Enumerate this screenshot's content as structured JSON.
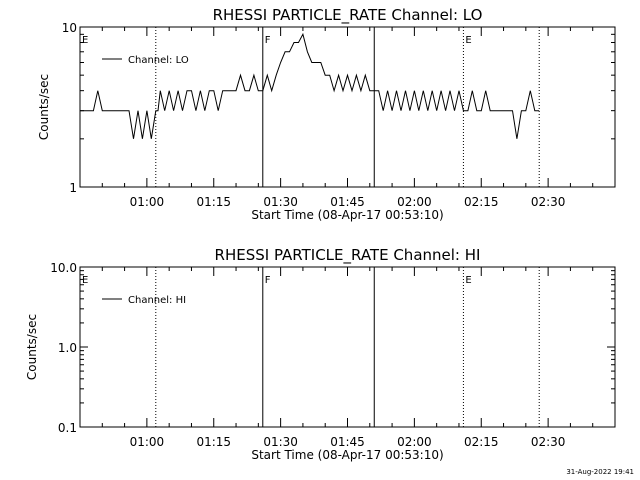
{
  "chart_data": [
    {
      "type": "line",
      "title": "RHESSI PARTICLE_RATE Channel: LO",
      "xlabel": "Start Time (08-Apr-17 00:53:10)",
      "ylabel": "Counts/sec",
      "y_scale": "log",
      "ylim": [
        1,
        10
      ],
      "y_ticks": [
        1,
        10
      ],
      "y_tick_labels": [
        "1",
        "10"
      ],
      "xlim_minutes": [
        -8,
        112
      ],
      "x_ticks": [
        7,
        22,
        37,
        52,
        67,
        82,
        97
      ],
      "x_tick_labels": [
        "01:00",
        "01:15",
        "01:30",
        "01:45",
        "02:00",
        "02:15",
        "02:30"
      ],
      "legend_label": "Channel: LO",
      "legend_position": "top-left",
      "grid": false,
      "markers": [
        {
          "t": -8,
          "style": "solid",
          "label": "E"
        },
        {
          "t": 9,
          "style": "dotted",
          "label": ""
        },
        {
          "t": 33,
          "style": "solid",
          "label": "F"
        },
        {
          "t": 58,
          "style": "solid",
          "label": ""
        },
        {
          "t": 78,
          "style": "dotted",
          "label": "E"
        },
        {
          "t": 95,
          "style": "dotted",
          "label": ""
        }
      ],
      "series": [
        {
          "name": "Channel: LO",
          "points": [
            [
              -8,
              3
            ],
            [
              -6,
              3
            ],
            [
              -5,
              3
            ],
            [
              -4,
              4
            ],
            [
              -3,
              3
            ],
            [
              -2,
              3
            ],
            [
              -1,
              3
            ],
            [
              0,
              3
            ],
            [
              1,
              3
            ],
            [
              2,
              3
            ],
            [
              3,
              3
            ],
            [
              4,
              2
            ],
            [
              5,
              3
            ],
            [
              6,
              2
            ],
            [
              7,
              3
            ],
            [
              8,
              2
            ],
            [
              9,
              3
            ],
            [
              9.5,
              3
            ],
            [
              10,
              4
            ],
            [
              11,
              3
            ],
            [
              12,
              4
            ],
            [
              13,
              3
            ],
            [
              14,
              4
            ],
            [
              15,
              3
            ],
            [
              16,
              4
            ],
            [
              17,
              4
            ],
            [
              18,
              3
            ],
            [
              19,
              4
            ],
            [
              20,
              3
            ],
            [
              21,
              4
            ],
            [
              22,
              4
            ],
            [
              23,
              3
            ],
            [
              24,
              4
            ],
            [
              25,
              4
            ],
            [
              26,
              4
            ],
            [
              27,
              4
            ],
            [
              28,
              5
            ],
            [
              29,
              4
            ],
            [
              30,
              4
            ],
            [
              31,
              5
            ],
            [
              32,
              4
            ],
            [
              33,
              4
            ],
            [
              34,
              5
            ],
            [
              35,
              4
            ],
            [
              36,
              5
            ],
            [
              37,
              6
            ],
            [
              38,
              7
            ],
            [
              39,
              7
            ],
            [
              40,
              8
            ],
            [
              41,
              8
            ],
            [
              42,
              9
            ],
            [
              43,
              7
            ],
            [
              44,
              6
            ],
            [
              45,
              6
            ],
            [
              46,
              6
            ],
            [
              47,
              5
            ],
            [
              48,
              5
            ],
            [
              49,
              4
            ],
            [
              50,
              5
            ],
            [
              51,
              4
            ],
            [
              52,
              5
            ],
            [
              53,
              4
            ],
            [
              54,
              5
            ],
            [
              55,
              4
            ],
            [
              56,
              5
            ],
            [
              57,
              4
            ],
            [
              58,
              4
            ],
            [
              59,
              4
            ],
            [
              60,
              3
            ],
            [
              61,
              4
            ],
            [
              62,
              3
            ],
            [
              63,
              4
            ],
            [
              64,
              3
            ],
            [
              65,
              4
            ],
            [
              66,
              3
            ],
            [
              67,
              4
            ],
            [
              68,
              3
            ],
            [
              69,
              4
            ],
            [
              70,
              3
            ],
            [
              71,
              4
            ],
            [
              72,
              3
            ],
            [
              73,
              4
            ],
            [
              74,
              3
            ],
            [
              75,
              4
            ],
            [
              76,
              3
            ],
            [
              77,
              4
            ],
            [
              78,
              3
            ],
            [
              79,
              3
            ],
            [
              80,
              4
            ],
            [
              81,
              3
            ],
            [
              82,
              3
            ],
            [
              83,
              4
            ],
            [
              84,
              3
            ],
            [
              85,
              3
            ],
            [
              86,
              3
            ],
            [
              87,
              3
            ],
            [
              88,
              3
            ],
            [
              89,
              3
            ],
            [
              90,
              2
            ],
            [
              91,
              3
            ],
            [
              92,
              3
            ],
            [
              93,
              4
            ],
            [
              94,
              3
            ],
            [
              95,
              3
            ]
          ]
        }
      ]
    },
    {
      "type": "line",
      "title": "RHESSI PARTICLE_RATE Channel: HI",
      "xlabel": "Start Time (08-Apr-17 00:53:10)",
      "ylabel": "Counts/sec",
      "y_scale": "log",
      "ylim": [
        0.1,
        10
      ],
      "y_ticks": [
        0.1,
        1,
        10
      ],
      "y_tick_labels": [
        "0.1",
        "1.0",
        "10.0"
      ],
      "xlim_minutes": [
        -8,
        112
      ],
      "x_ticks": [
        7,
        22,
        37,
        52,
        67,
        82,
        97
      ],
      "x_tick_labels": [
        "01:00",
        "01:15",
        "01:30",
        "01:45",
        "02:00",
        "02:15",
        "02:30"
      ],
      "legend_label": "Channel: HI",
      "legend_position": "top-left",
      "grid": false,
      "markers": [
        {
          "t": -8,
          "style": "solid",
          "label": "E"
        },
        {
          "t": 9,
          "style": "dotted",
          "label": ""
        },
        {
          "t": 33,
          "style": "solid",
          "label": "F"
        },
        {
          "t": 58,
          "style": "solid",
          "label": ""
        },
        {
          "t": 78,
          "style": "dotted",
          "label": "E"
        },
        {
          "t": 95,
          "style": "dotted",
          "label": ""
        }
      ],
      "series": [
        {
          "name": "Channel: HI",
          "points": []
        }
      ]
    }
  ],
  "footer": {
    "timestamp": "31-Aug-2022 19:41"
  }
}
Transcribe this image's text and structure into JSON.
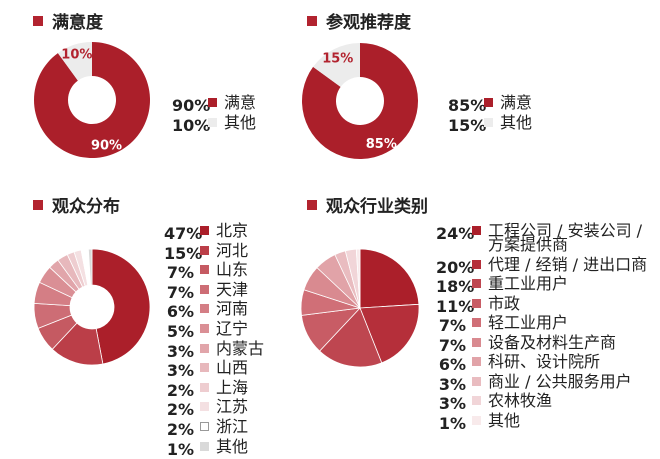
{
  "accent_color": "#b2232f",
  "chart_data": [
    {
      "type": "pie",
      "title": "满意度",
      "categories": [
        "满意",
        "其他"
      ],
      "values": [
        90,
        10
      ],
      "value_labels": [
        "90%",
        "10%"
      ],
      "colors": [
        "#ab1f2a",
        "#ececec"
      ],
      "legend": "right"
    },
    {
      "type": "pie",
      "title": "参观推荐度",
      "categories": [
        "满意",
        "其他"
      ],
      "values": [
        85,
        15
      ],
      "value_labels": [
        "85%",
        "15%"
      ],
      "colors": [
        "#ab1f2a",
        "#ececec"
      ],
      "legend": "right"
    },
    {
      "type": "pie",
      "title": "观众分布",
      "categories": [
        "北京",
        "河北",
        "山东",
        "天津",
        "河南",
        "辽宁",
        "内蒙古",
        "山西",
        "上海",
        "江苏",
        "浙江",
        "其他"
      ],
      "values": [
        47,
        15,
        7,
        7,
        6,
        5,
        3,
        3,
        2,
        2,
        2,
        1
      ],
      "value_labels": [
        "47%",
        "15%",
        "7%",
        "7%",
        "6%",
        "5%",
        "3%",
        "3%",
        "2%",
        "2%",
        "2%",
        "1%"
      ],
      "colors": [
        "#ab1f2a",
        "#bb3e48",
        "#c55a62",
        "#cd6d75",
        "#d47e85",
        "#da8f95",
        "#e1a5aa",
        "#e7b8bc",
        "#eecdd0",
        "#f4e0e2",
        "#ffffff",
        "#d9d9d9"
      ],
      "legend": "right"
    },
    {
      "type": "pie",
      "title": "观众行业类别",
      "categories": [
        "工程公司 / 安装公司 / 方案提供商",
        "代理 / 经销 / 进出口商",
        "重工业用户",
        "市政",
        "轻工业用户",
        "设备及材料生产商",
        "科研、设计院所",
        "商业 / 公共服务用户",
        "农林牧渔",
        "其他"
      ],
      "label_lines": [
        [
          "工程公司 / 安装公司 /",
          "方案提供商"
        ],
        [
          "代理 / 经销 / 进出口商"
        ],
        [
          "重工业用户"
        ],
        [
          "市政"
        ],
        [
          "轻工业用户"
        ],
        [
          "设备及材料生产商"
        ],
        [
          "科研、设计院所"
        ],
        [
          "商业 / 公共服务用户"
        ],
        [
          "农林牧渔"
        ],
        [
          "其他"
        ]
      ],
      "values": [
        24,
        20,
        18,
        11,
        7,
        7,
        6,
        3,
        3,
        1
      ],
      "value_labels": [
        "24%",
        "20%",
        "18%",
        "11%",
        "7%",
        "7%",
        "6%",
        "3%",
        "3%",
        "1%"
      ],
      "colors": [
        "#ab1f2a",
        "#b52f3a",
        "#be4650",
        "#c85c65",
        "#d06f77",
        "#d98a90",
        "#e1a3a8",
        "#e9bcc0",
        "#f1d5d8",
        "#f8eaeb"
      ],
      "legend": "right"
    }
  ]
}
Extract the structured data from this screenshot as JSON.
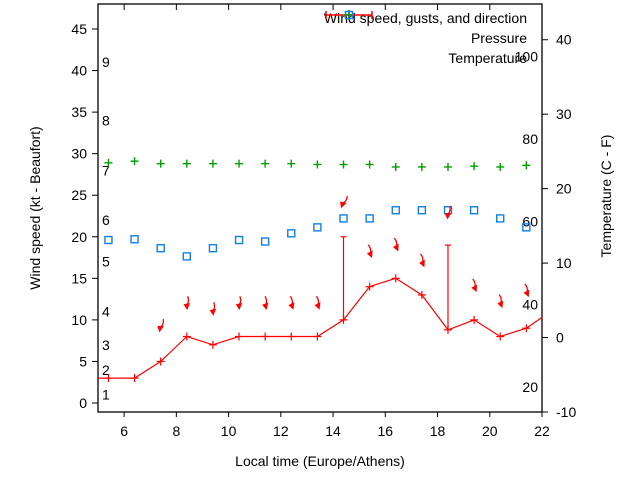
{
  "chart_data": {
    "type": "line",
    "title": "",
    "xlabel": "Local time (Europe/Athens)",
    "ylabel_left": "Wind speed (kt - Beaufort)",
    "ylabel_right": "Temperature (C - F)",
    "x_range": [
      5,
      22
    ],
    "x_ticks": [
      6,
      8,
      10,
      12,
      14,
      16,
      18,
      20,
      22
    ],
    "y_left_ticks": [
      0,
      5,
      10,
      15,
      20,
      25,
      30,
      35,
      40,
      45
    ],
    "y_left_range": [
      -1.1,
      48.0
    ],
    "y_right_ticks": [
      -10,
      0,
      10,
      20,
      30,
      40
    ],
    "y_right_range": [
      -10,
      44.8
    ],
    "grid": false,
    "legend_position": "top-right-inside",
    "beaufort_scale_labels": [
      {
        "label": "1",
        "kt": 1
      },
      {
        "label": "2",
        "kt": 4
      },
      {
        "label": "3",
        "kt": 7
      },
      {
        "label": "4",
        "kt": 11
      },
      {
        "label": "5",
        "kt": 17
      },
      {
        "label": "6",
        "kt": 22
      },
      {
        "label": "7",
        "kt": 28
      },
      {
        "label": "8",
        "kt": 34
      },
      {
        "label": "9",
        "kt": 41
      }
    ],
    "fahrenheit_scale_labels": [
      {
        "label": "20",
        "f": 20
      },
      {
        "label": "40",
        "f": 40
      },
      {
        "label": "60",
        "f": 60
      },
      {
        "label": "80",
        "f": 80
      },
      {
        "label": "100",
        "f": 100
      }
    ],
    "x": [
      5.4,
      6.4,
      7.4,
      8.4,
      9.4,
      10.4,
      11.4,
      12.4,
      13.4,
      14.4,
      15.4,
      16.4,
      17.4,
      18.4,
      19.4,
      20.4,
      21.4
    ],
    "series": [
      {
        "name": "Wind speed, gusts, and direction",
        "type": "line-errorbars",
        "axis": "left",
        "values": [
          3,
          3,
          5,
          8,
          7,
          8,
          8,
          8,
          8,
          10,
          14,
          15,
          13,
          8.8,
          10,
          8,
          9
        ],
        "line_start": {
          "x": 5,
          "y": 3
        },
        "line_end": {
          "x": 22,
          "y": 10.3
        },
        "gusts": [
          {
            "x": 14.4,
            "low": 10,
            "high": 20
          },
          {
            "x": 18.4,
            "low": 8.8,
            "high": 19
          }
        ],
        "direction_arrows": [
          {
            "x": 7.4,
            "v": 9.3,
            "rot": 15
          },
          {
            "x": 8.4,
            "v": 12.0,
            "rot": 0
          },
          {
            "x": 9.4,
            "v": 11.3,
            "rot": 0
          },
          {
            "x": 10.4,
            "v": 12.0,
            "rot": 0
          },
          {
            "x": 11.4,
            "v": 12.0,
            "rot": -8
          },
          {
            "x": 12.4,
            "v": 12.0,
            "rot": -15
          },
          {
            "x": 13.4,
            "v": 12.0,
            "rot": -15
          },
          {
            "x": 14.4,
            "v": 24.2,
            "rot": 25
          },
          {
            "x": 15.4,
            "v": 18.2,
            "rot": -18
          },
          {
            "x": 16.4,
            "v": 19.0,
            "rot": -18
          },
          {
            "x": 17.4,
            "v": 17.1,
            "rot": -18
          },
          {
            "x": 18.4,
            "v": 22.9,
            "rot": 8
          },
          {
            "x": 19.4,
            "v": 14.1,
            "rot": -18
          },
          {
            "x": 20.4,
            "v": 12.2,
            "rot": -15
          },
          {
            "x": 21.4,
            "v": 13.5,
            "rot": -18
          }
        ]
      },
      {
        "name": "Pressure",
        "type": "points",
        "marker": "plus",
        "axis": "left",
        "values": [
          28.9,
          29.1,
          28.8,
          28.8,
          28.8,
          28.8,
          28.8,
          28.8,
          28.7,
          28.7,
          28.7,
          28.4,
          28.4,
          28.4,
          28.5,
          28.4,
          28.6
        ]
      },
      {
        "name": "Temperature",
        "type": "points",
        "marker": "open-square",
        "axis": "right",
        "values": [
          13.1,
          13.2,
          12.0,
          10.9,
          12.0,
          13.1,
          12.9,
          14.0,
          14.8,
          16.0,
          16.0,
          17.1,
          17.1,
          17.1,
          17.1,
          16.0,
          14.8
        ]
      }
    ],
    "colors": {
      "wind": "#ff0000",
      "pressure": "#00a000",
      "temperature": "#1080e8",
      "axis": "#000000"
    }
  }
}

What to produce | Go through the records above, find every line with the word "Channel", and list those lines.

Task response |
      "title": "RHESSI PARTICLE_RATE Channel: LO",
      "legend_label": "Channel: LO",
          "name": "Channel: LO",
      "title": "RHESSI PARTICLE_RATE Channel: HI",
      "legend_label": "Channel: HI",
          "name": "Channel: HI",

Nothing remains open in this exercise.